▶ **DATASET EXCERPTS**:
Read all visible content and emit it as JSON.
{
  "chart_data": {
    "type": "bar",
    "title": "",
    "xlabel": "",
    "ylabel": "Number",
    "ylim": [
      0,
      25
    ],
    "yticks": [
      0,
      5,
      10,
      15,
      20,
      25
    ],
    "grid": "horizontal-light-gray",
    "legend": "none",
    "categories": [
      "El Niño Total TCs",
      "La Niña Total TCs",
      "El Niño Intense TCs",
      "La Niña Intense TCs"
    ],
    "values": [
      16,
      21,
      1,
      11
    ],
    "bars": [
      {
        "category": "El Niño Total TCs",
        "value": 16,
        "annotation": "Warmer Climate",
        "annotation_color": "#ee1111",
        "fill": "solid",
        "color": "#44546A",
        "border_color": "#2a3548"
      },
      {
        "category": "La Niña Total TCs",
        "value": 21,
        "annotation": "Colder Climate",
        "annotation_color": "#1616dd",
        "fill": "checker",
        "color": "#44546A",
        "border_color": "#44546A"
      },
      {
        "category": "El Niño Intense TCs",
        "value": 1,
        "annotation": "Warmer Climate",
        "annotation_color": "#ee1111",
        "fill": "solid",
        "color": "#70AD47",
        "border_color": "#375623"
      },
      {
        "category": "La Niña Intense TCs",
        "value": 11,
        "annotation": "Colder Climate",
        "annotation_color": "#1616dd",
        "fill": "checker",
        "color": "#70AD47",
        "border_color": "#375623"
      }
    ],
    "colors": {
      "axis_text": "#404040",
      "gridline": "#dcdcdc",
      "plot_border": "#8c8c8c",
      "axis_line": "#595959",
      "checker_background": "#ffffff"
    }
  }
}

▶ **DESCRIPTION OF THE TASK**: Every record should be given again exactly.

▶ **ANSWER TO THIS PROBLEM**:
Read all visible content and emit it as JSON.
{
  "chart_data": {
    "type": "bar",
    "title": "",
    "xlabel": "",
    "ylabel": "Number",
    "ylim": [
      0,
      25
    ],
    "yticks": [
      0,
      5,
      10,
      15,
      20,
      25
    ],
    "grid": "horizontal-light-gray",
    "legend": "none",
    "categories": [
      "El Niño Total TCs",
      "La Niña Total TCs",
      "El Niño Intense TCs",
      "La Niña Intense TCs"
    ],
    "values": [
      16,
      21,
      1,
      11
    ],
    "bars": [
      {
        "category": "El Niño Total TCs",
        "value": 16,
        "annotation": "Warmer Climate",
        "annotation_color": "#ee1111",
        "fill": "solid",
        "color": "#44546A",
        "border_color": "#2a3548"
      },
      {
        "category": "La Niña Total TCs",
        "value": 21,
        "annotation": "Colder Climate",
        "annotation_color": "#1616dd",
        "fill": "checker",
        "color": "#44546A",
        "border_color": "#44546A"
      },
      {
        "category": "El Niño Intense TCs",
        "value": 1,
        "annotation": "Warmer Climate",
        "annotation_color": "#ee1111",
        "fill": "solid",
        "color": "#70AD47",
        "border_color": "#375623"
      },
      {
        "category": "La Niña Intense TCs",
        "value": 11,
        "annotation": "Colder Climate",
        "annotation_color": "#1616dd",
        "fill": "checker",
        "color": "#70AD47",
        "border_color": "#375623"
      }
    ],
    "colors": {
      "axis_text": "#404040",
      "gridline": "#dcdcdc",
      "plot_border": "#8c8c8c",
      "axis_line": "#595959",
      "checker_background": "#ffffff"
    }
  }
}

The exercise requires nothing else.